_Work instructions_
Repeat verbatim each line from the line with "What data populates" to the end of the entries. Pictures do not belong in the copy.

_Data lines_

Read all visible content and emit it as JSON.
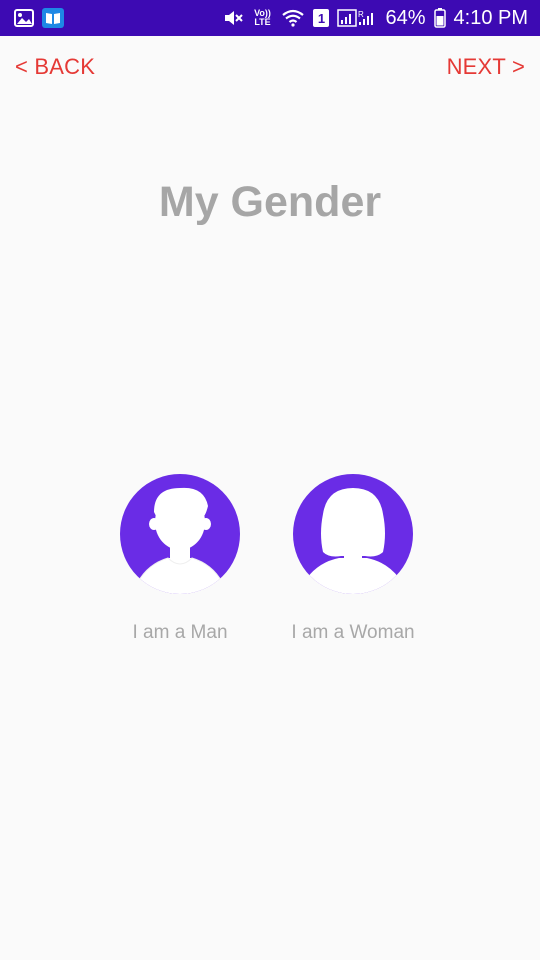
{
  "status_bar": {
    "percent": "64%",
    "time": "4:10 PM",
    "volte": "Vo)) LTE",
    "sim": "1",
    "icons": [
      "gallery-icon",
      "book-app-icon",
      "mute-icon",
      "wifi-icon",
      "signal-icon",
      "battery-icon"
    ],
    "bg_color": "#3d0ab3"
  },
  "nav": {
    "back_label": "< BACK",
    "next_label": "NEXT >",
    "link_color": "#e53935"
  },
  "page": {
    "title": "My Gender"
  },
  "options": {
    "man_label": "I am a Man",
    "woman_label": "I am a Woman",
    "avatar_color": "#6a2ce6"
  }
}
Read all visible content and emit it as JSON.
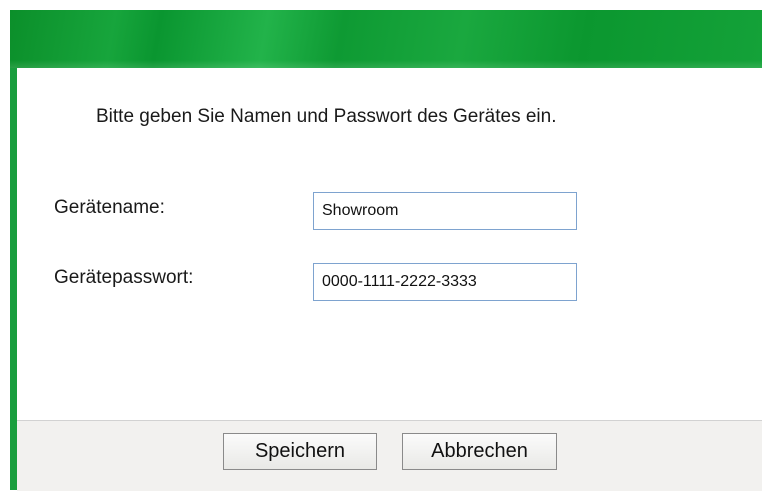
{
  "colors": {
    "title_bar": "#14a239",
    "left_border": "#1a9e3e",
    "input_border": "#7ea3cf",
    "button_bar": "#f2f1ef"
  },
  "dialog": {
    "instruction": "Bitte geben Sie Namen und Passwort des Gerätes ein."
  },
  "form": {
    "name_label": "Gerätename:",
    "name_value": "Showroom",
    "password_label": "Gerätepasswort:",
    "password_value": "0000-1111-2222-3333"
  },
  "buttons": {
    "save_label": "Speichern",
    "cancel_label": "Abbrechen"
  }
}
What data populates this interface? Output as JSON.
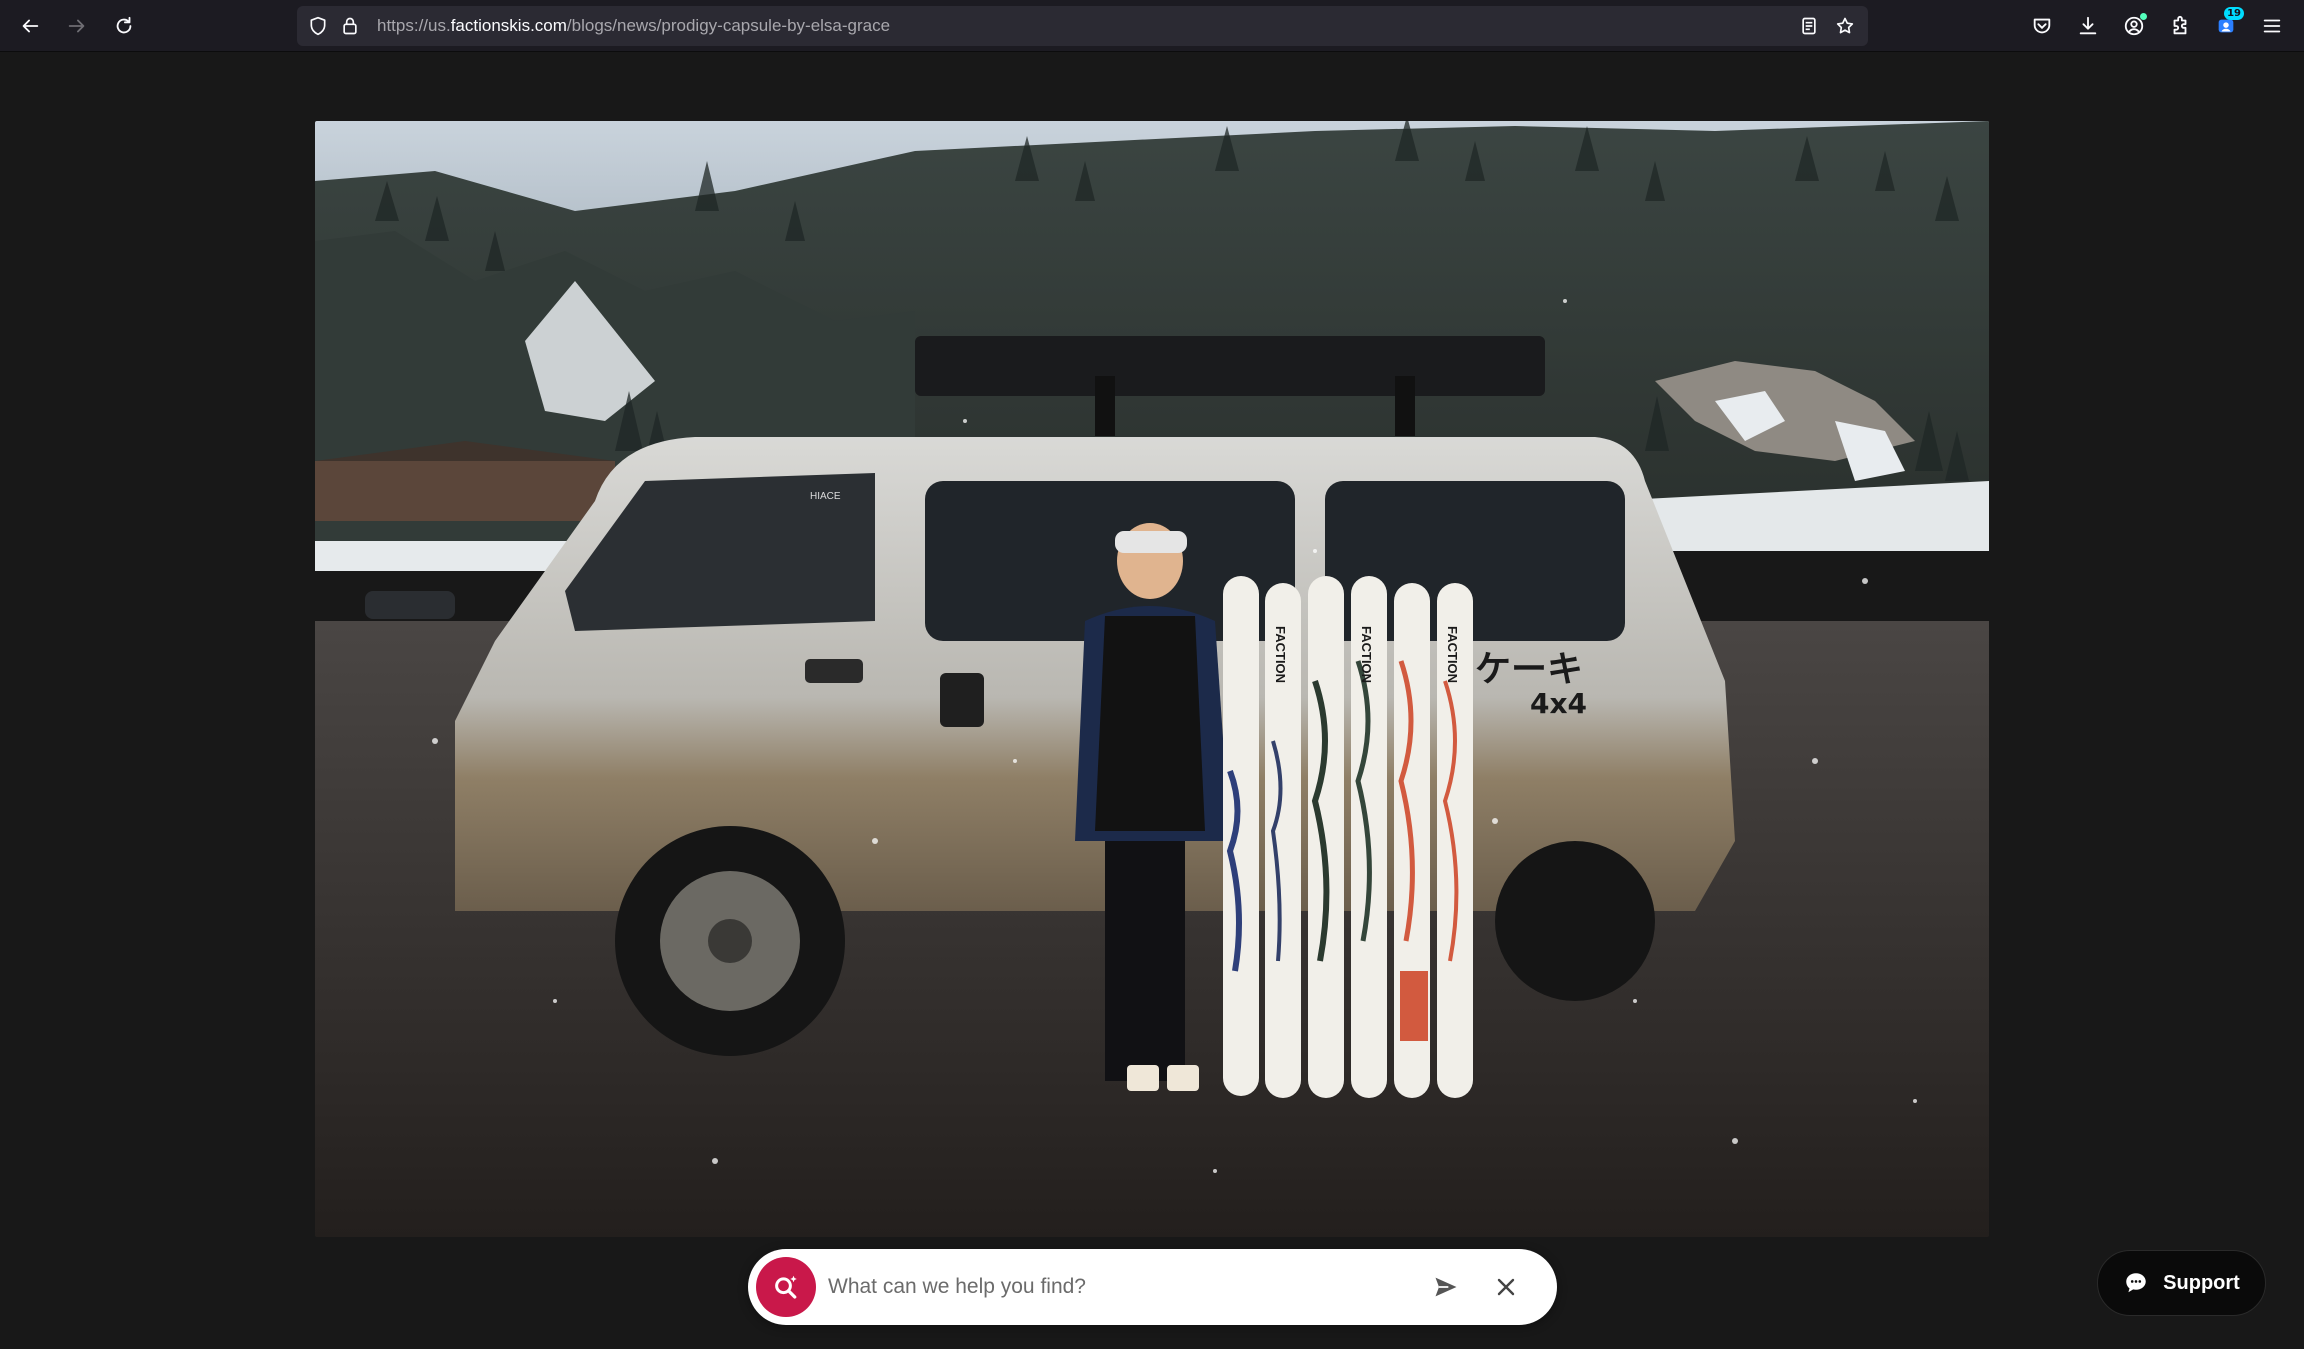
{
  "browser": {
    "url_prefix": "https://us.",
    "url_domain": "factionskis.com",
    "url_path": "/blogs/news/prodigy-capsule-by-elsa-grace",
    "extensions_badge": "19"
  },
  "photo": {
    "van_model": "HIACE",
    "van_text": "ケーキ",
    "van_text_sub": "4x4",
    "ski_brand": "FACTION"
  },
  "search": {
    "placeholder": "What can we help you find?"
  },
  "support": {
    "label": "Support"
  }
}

_Correct answer_
What data populates this interface? Output as JSON.
{
  "browser": {
    "url_prefix": "https://us.",
    "url_domain": "factionskis.com",
    "url_path": "/blogs/news/prodigy-capsule-by-elsa-grace",
    "extensions_badge": "19"
  },
  "photo": {
    "van_model": "HIACE",
    "van_text": "ケーキ",
    "van_text_sub": "4x4",
    "ski_brand": "FACTION"
  },
  "search": {
    "placeholder": "What can we help you find?"
  },
  "support": {
    "label": "Support"
  }
}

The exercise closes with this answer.